* Lines of data
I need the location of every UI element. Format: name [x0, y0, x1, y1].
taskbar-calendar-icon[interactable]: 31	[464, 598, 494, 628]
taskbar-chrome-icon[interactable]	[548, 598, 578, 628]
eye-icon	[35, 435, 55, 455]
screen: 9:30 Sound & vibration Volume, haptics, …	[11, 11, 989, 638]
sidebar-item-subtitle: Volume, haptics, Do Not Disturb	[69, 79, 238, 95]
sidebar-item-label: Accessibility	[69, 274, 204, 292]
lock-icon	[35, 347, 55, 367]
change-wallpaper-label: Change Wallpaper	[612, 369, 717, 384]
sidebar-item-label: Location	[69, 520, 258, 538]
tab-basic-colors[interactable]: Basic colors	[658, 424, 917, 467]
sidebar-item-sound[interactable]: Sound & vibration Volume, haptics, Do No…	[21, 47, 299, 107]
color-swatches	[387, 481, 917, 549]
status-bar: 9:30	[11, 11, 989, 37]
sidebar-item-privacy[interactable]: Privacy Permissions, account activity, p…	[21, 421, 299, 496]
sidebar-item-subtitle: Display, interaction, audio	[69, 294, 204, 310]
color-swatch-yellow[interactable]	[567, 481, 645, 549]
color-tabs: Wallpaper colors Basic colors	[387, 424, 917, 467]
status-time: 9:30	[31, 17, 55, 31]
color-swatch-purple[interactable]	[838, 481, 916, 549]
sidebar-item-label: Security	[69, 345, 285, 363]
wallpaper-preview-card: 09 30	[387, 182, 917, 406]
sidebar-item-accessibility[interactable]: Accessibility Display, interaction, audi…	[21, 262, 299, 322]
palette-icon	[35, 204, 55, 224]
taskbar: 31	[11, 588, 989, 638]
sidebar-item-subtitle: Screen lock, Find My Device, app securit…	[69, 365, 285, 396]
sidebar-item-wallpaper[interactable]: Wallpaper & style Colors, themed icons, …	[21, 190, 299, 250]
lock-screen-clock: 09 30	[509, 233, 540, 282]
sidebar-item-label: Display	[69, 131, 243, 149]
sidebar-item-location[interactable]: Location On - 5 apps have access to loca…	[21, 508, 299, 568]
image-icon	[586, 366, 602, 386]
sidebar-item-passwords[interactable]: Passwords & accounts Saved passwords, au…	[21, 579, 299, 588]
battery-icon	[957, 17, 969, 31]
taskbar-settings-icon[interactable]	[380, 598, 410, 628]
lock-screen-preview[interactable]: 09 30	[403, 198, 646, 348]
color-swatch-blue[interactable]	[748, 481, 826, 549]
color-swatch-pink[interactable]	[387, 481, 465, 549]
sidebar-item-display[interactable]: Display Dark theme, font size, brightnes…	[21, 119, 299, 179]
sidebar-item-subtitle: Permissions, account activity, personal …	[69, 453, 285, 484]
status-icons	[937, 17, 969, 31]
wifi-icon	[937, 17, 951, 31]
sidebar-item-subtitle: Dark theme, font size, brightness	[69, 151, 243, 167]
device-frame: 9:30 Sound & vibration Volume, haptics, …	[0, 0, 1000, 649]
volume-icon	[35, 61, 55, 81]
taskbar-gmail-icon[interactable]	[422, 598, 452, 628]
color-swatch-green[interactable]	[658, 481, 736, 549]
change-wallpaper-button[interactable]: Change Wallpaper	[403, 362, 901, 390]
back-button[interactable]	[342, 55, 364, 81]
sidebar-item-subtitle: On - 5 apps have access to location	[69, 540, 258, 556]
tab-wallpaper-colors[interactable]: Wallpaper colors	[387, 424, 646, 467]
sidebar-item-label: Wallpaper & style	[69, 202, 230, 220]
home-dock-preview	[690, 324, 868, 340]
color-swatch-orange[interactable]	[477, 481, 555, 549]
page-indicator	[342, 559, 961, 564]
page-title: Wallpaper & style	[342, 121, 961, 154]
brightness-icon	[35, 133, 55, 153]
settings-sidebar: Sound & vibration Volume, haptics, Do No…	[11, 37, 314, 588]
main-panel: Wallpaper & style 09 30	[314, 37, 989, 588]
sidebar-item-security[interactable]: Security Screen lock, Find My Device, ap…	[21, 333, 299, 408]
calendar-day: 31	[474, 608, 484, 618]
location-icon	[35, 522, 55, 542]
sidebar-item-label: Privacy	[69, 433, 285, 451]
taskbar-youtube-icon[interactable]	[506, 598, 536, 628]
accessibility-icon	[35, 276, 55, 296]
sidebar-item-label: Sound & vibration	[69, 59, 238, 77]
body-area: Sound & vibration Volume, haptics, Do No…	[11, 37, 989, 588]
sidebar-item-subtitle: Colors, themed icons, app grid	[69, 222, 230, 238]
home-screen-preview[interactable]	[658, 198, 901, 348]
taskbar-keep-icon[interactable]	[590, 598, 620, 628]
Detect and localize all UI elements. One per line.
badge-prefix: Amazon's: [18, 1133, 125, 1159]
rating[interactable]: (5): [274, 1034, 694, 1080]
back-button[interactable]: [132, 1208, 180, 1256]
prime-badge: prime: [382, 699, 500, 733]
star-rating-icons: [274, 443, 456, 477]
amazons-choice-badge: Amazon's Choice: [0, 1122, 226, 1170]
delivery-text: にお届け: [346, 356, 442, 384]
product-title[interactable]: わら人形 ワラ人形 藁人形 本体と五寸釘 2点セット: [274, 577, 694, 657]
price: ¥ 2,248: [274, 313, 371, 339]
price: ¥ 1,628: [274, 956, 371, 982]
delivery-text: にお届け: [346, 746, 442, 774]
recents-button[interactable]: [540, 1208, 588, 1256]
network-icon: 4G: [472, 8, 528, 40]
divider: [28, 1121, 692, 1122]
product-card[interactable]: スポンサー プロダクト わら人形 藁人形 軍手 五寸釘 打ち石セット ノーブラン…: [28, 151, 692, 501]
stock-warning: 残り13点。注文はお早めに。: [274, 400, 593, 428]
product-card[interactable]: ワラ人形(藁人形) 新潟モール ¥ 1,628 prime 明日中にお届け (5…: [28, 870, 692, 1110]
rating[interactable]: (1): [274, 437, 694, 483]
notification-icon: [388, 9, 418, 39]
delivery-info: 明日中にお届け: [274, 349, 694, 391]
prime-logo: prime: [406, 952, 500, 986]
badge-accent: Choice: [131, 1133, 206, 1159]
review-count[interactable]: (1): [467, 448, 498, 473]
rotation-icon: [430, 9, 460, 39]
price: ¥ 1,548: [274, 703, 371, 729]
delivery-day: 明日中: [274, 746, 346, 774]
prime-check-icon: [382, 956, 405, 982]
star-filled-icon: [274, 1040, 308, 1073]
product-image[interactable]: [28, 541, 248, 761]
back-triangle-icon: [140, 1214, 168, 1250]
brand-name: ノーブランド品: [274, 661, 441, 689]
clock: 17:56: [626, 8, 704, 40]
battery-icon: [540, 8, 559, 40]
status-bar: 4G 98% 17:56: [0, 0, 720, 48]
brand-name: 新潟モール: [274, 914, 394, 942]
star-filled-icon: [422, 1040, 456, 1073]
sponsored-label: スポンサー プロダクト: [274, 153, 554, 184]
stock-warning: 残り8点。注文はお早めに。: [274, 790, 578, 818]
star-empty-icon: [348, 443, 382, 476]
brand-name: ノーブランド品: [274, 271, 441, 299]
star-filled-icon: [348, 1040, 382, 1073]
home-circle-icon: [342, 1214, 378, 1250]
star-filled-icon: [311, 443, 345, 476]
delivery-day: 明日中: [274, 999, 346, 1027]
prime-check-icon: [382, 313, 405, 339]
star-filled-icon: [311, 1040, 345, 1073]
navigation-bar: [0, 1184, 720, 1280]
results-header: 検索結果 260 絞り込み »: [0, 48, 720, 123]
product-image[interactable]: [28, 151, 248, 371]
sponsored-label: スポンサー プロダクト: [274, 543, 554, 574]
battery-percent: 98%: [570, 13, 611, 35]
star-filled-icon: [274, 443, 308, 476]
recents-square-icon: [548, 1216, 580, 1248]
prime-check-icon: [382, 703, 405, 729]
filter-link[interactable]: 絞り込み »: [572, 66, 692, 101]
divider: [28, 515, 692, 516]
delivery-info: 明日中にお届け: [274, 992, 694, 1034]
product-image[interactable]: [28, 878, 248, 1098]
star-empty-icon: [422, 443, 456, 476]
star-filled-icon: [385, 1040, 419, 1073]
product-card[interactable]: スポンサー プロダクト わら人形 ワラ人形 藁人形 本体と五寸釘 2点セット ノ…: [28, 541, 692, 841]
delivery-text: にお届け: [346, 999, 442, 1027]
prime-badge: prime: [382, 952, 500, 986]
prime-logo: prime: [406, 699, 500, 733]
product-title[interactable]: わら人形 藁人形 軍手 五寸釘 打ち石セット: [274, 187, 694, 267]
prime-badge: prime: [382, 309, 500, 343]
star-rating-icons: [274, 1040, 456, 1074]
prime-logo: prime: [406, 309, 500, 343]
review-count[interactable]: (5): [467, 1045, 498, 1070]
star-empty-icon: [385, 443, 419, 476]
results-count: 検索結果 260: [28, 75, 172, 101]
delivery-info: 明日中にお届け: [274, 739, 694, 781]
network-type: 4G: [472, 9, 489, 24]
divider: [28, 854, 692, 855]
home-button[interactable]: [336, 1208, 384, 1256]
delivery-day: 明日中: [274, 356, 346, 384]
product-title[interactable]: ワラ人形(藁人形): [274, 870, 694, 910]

* SHORT EXERCISE
Copy out word for word everything from the start of the records down to the line containing "204, 55, 224]", with both ends included.

* RESULT OF THE TASK
I need the location of every UI element. Format: name [x0, y0, x1, y1].
taskbar-calendar-icon[interactable]: 31	[464, 598, 494, 628]
taskbar-chrome-icon[interactable]	[548, 598, 578, 628]
eye-icon	[35, 435, 55, 455]
screen: 9:30 Sound & vibration Volume, haptics, …	[11, 11, 989, 638]
sidebar-item-subtitle: Volume, haptics, Do Not Disturb	[69, 79, 238, 95]
sidebar-item-label: Accessibility	[69, 274, 204, 292]
lock-icon	[35, 347, 55, 367]
change-wallpaper-label: Change Wallpaper	[612, 369, 717, 384]
sidebar-item-label: Location	[69, 520, 258, 538]
tab-basic-colors[interactable]: Basic colors	[658, 424, 917, 467]
sidebar-item-sound[interactable]: Sound & vibration Volume, haptics, Do No…	[21, 47, 299, 107]
color-swatches	[387, 481, 917, 549]
status-bar: 9:30	[11, 11, 989, 37]
sidebar-item-privacy[interactable]: Privacy Permissions, account activity, p…	[21, 421, 299, 496]
sidebar-item-subtitle: Display, interaction, audio	[69, 294, 204, 310]
color-swatch-yellow[interactable]	[567, 481, 645, 549]
color-tabs: Wallpaper colors Basic colors	[387, 424, 917, 467]
status-time: 9:30	[31, 17, 55, 31]
color-swatch-purple[interactable]	[838, 481, 916, 549]
sidebar-item-label: Security	[69, 345, 285, 363]
wallpaper-preview-card: 09 30	[387, 182, 917, 406]
sidebar-item-accessibility[interactable]: Accessibility Display, interaction, audi…	[21, 262, 299, 322]
palette-icon	[35, 204, 55, 224]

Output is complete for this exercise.